### [Task goal]
Retype the listing that follows, exactly as written.

### [Listing]

--- BEGIN ---

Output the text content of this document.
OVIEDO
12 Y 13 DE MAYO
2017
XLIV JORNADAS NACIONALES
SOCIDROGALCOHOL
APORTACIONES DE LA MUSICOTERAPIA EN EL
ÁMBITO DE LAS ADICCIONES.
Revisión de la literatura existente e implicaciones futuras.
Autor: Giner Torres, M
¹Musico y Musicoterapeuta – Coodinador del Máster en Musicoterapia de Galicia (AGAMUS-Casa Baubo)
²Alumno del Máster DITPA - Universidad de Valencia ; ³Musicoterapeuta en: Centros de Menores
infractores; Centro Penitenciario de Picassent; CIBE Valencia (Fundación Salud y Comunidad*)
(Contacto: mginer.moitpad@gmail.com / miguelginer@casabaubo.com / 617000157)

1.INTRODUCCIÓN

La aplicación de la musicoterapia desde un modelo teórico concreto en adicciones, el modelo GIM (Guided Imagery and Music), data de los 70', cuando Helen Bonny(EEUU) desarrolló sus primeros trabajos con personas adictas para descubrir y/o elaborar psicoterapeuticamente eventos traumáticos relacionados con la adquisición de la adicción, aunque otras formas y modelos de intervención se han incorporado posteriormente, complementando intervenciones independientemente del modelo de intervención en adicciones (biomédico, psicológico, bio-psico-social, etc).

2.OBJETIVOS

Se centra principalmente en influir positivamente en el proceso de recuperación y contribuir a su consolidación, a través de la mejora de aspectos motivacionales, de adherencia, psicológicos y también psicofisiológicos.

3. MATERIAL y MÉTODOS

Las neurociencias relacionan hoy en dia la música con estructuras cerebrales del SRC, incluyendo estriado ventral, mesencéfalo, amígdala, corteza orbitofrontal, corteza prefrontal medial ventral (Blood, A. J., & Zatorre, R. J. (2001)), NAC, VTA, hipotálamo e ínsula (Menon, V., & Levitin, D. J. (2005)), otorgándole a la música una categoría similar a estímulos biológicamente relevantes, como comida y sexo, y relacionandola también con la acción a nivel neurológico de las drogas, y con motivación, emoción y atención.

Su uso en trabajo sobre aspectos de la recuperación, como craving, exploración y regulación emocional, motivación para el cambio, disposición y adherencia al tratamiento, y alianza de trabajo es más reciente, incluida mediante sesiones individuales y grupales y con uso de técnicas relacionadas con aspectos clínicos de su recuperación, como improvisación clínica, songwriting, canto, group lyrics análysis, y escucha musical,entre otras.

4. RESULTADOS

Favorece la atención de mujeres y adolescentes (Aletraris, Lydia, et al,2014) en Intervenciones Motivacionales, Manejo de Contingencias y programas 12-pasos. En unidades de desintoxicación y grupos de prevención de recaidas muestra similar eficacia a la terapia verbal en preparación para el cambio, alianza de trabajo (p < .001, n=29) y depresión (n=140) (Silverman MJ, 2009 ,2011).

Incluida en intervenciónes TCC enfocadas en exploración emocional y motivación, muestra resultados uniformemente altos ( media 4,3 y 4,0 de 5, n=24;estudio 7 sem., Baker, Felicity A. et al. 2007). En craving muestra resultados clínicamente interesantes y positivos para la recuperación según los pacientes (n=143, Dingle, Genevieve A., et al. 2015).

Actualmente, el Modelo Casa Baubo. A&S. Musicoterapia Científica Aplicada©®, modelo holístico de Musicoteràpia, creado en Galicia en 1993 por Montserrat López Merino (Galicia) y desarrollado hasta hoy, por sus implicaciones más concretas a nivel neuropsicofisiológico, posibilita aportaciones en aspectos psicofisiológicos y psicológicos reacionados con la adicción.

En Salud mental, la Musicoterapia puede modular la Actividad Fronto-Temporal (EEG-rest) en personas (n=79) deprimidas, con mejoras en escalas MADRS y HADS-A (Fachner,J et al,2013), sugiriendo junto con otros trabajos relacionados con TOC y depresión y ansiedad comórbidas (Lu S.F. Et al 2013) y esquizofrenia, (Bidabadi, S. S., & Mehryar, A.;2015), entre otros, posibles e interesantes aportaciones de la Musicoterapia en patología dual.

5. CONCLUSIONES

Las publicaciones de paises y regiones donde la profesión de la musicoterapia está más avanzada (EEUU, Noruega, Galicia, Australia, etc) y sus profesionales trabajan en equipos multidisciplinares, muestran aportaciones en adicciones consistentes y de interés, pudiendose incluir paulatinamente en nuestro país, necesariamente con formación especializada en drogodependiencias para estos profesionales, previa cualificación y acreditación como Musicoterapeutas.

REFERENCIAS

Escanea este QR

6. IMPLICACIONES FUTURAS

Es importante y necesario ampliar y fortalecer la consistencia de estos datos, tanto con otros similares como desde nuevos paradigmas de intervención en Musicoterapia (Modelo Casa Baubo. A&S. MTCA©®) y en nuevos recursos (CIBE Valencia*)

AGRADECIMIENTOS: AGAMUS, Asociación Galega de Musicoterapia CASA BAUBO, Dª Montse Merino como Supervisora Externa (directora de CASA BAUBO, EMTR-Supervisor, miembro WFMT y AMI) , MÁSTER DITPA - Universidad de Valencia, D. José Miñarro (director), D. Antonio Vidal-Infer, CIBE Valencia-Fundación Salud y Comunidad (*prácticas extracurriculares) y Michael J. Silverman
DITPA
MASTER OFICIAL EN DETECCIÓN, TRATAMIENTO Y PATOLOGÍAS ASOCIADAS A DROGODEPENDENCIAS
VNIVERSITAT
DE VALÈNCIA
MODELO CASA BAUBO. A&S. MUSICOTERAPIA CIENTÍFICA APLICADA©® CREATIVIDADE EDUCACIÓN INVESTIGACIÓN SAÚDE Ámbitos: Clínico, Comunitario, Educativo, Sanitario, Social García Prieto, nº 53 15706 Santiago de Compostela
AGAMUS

--- END ---

### [Solution]
Output the text content of this document.
OVIEDO
12 Y 13 DE MAYO
2017
XLIV JORNADAS NACIONALES
SOCIDROGALCOHOL
APORTACIONES DE LA MUSICOTERAPIA EN EL
ÁMBITO DE LAS ADICCIONES.
Revisión de la literatura existente e implicaciones futuras.
Autor: Giner Torres, M
¹Musico y Musicoterapeuta – Coodinador del Máster en Musicoterapia de Galicia (AGAMUS-Casa Baubo)
²Alumno del Máster DITPA - Universidad de Valencia ; ³Musicoterapeuta en: Centros de Menores
infractores; Centro Penitenciario de Picassent; CIBE Valencia (Fundación Salud y Comunidad*)
(Contacto: mginer.moitpad@gmail.com / miguelginer@casabaubo.com / 617000157)

1.INTRODUCCIÓN

La aplicación de la musicoterapia desde un modelo teórico concreto en adicciones, el modelo GIM (Guided Imagery and Music), data de los 70', cuando Helen Bonny(EEUU) desarrolló sus primeros trabajos con personas adictas para descubrir y/o elaborar psicoterapeuticamente eventos traumáticos relacionados con la adquisición de la adicción, aunque otras formas y modelos de intervención se han incorporado posteriormente, complementando intervenciones independientemente del modelo de intervención en adicciones (biomédico, psicológico, bio-psico-social, etc).

2.OBJETIVOS

Se centra principalmente en influir positivamente en el proceso de recuperación y contribuir a su consolidación, a través de la mejora de aspectos motivacionales, de adherencia, psicológicos y también psicofisiológicos.

3. MATERIAL y MÉTODOS

Las neurociencias relacionan hoy en dia la música con estructuras cerebrales del SRC, incluyendo estriado ventral, mesencéfalo, amígdala, corteza orbitofrontal, corteza prefrontal medial ventral (Blood, A. J., & Zatorre, R. J. (2001)), NAC, VTA, hipotálamo e ínsula (Menon, V., & Levitin, D. J. (2005)), otorgándole a la música una categoría similar a estímulos biológicamente relevantes, como comida y sexo, y relacionandola también con la acción a nivel neurológico de las drogas, y con motivación, emoción y atención.

Su uso en trabajo sobre aspectos de la recuperación, como craving, exploración y regulación emocional, motivación para el cambio, disposición y adherencia al tratamiento, y alianza de trabajo es más reciente, incluida mediante sesiones individuales y grupales y con uso de técnicas relacionadas con aspectos clínicos de su recuperación, como improvisación clínica, songwriting, canto, group lyrics análysis, y escucha musical,entre otras.

4. RESULTADOS

Favorece la atención de mujeres y adolescentes (Aletraris, Lydia, et al,2014) en Intervenciones Motivacionales, Manejo de Contingencias y programas 12-pasos. En unidades de desintoxicación y grupos de prevención de recaidas muestra similar eficacia a la terapia verbal en preparación para el cambio, alianza de trabajo (p < .001, n=29) y depresión (n=140) (Silverman MJ, 2009 ,2011).

Incluida en intervenciónes TCC enfocadas en exploración emocional y motivación, muestra resultados uniformemente altos ( media 4,3 y 4,0 de 5, n=24;estudio 7 sem., Baker, Felicity A. et al. 2007). En craving muestra resultados clínicamente interesantes y positivos para la recuperación según los pacientes (n=143, Dingle, Genevieve A., et al. 2015).

Actualmente, el Modelo Casa Baubo. A&S. Musicoterapia Científica Aplicada©®, modelo holístico de Musicoteràpia, creado en Galicia en 1993 por Montserrat López Merino (Galicia) y desarrollado hasta hoy, por sus implicaciones más concretas a nivel neuropsicofisiológico, posibilita aportaciones en aspectos psicofisiológicos y psicológicos reacionados con la adicción.

En Salud mental, la Musicoterapia puede modular la Actividad Fronto-Temporal (EEG-rest) en personas (n=79) deprimidas, con mejoras en escalas MADRS y HADS-A (Fachner,J et al,2013), sugiriendo junto con otros trabajos relacionados con TOC y depresión y ansiedad comórbidas (Lu S.F. Et al 2013) y esquizofrenia, (Bidabadi, S. S., & Mehryar, A.;2015), entre otros, posibles e interesantes aportaciones de la Musicoterapia en patología dual.

5. CONCLUSIONES

Las publicaciones de paises y regiones donde la profesión de la musicoterapia está más avanzada (EEUU, Noruega, Galicia, Australia, etc) y sus profesionales trabajan en equipos multidisciplinares, muestran aportaciones en adicciones consistentes y de interés, pudiendose incluir paulatinamente en nuestro país, necesariamente con formación especializada en drogodependiencias para estos profesionales, previa cualificación y acreditación como Musicoterapeutas.

REFERENCIAS

Escanea este QR

6. IMPLICACIONES FUTURAS

Es importante y necesario ampliar y fortalecer la consistencia de estos datos, tanto con otros similares como desde nuevos paradigmas de intervención en Musicoterapia (Modelo Casa Baubo. A&S. MTCA©®) y en nuevos recursos (CIBE Valencia*)

AGRADECIMIENTOS: AGAMUS, Asociación Galega de Musicoterapia CASA BAUBO, Dª Montse Merino como Supervisora Externa (directora de CASA BAUBO, EMTR-Supervisor, miembro WFMT y AMI) , MÁSTER DITPA - Universidad de Valencia, D. José Miñarro (director), D. Antonio Vidal-Infer, CIBE Valencia-Fundación Salud y Comunidad (*prácticas extracurriculares) y Michael J. Silverman
DITPA
MASTER OFICIAL EN DETECCIÓN, TRATAMIENTO Y PATOLOGÍAS ASOCIADAS A DROGODEPENDENCIAS
VNIVERSITAT
DE VALÈNCIA
MODELO CASA BAUBO. A&S. MUSICOTERAPIA CIENTÍFICA APLICADA©® CREATIVIDADE EDUCACIÓN INVESTIGACIÓN SAÚDE Ámbitos: Clínico, Comunitario, Educativo, Sanitario, Social García Prieto, nº 53 15706 Santiago de Compostela
AGAMUS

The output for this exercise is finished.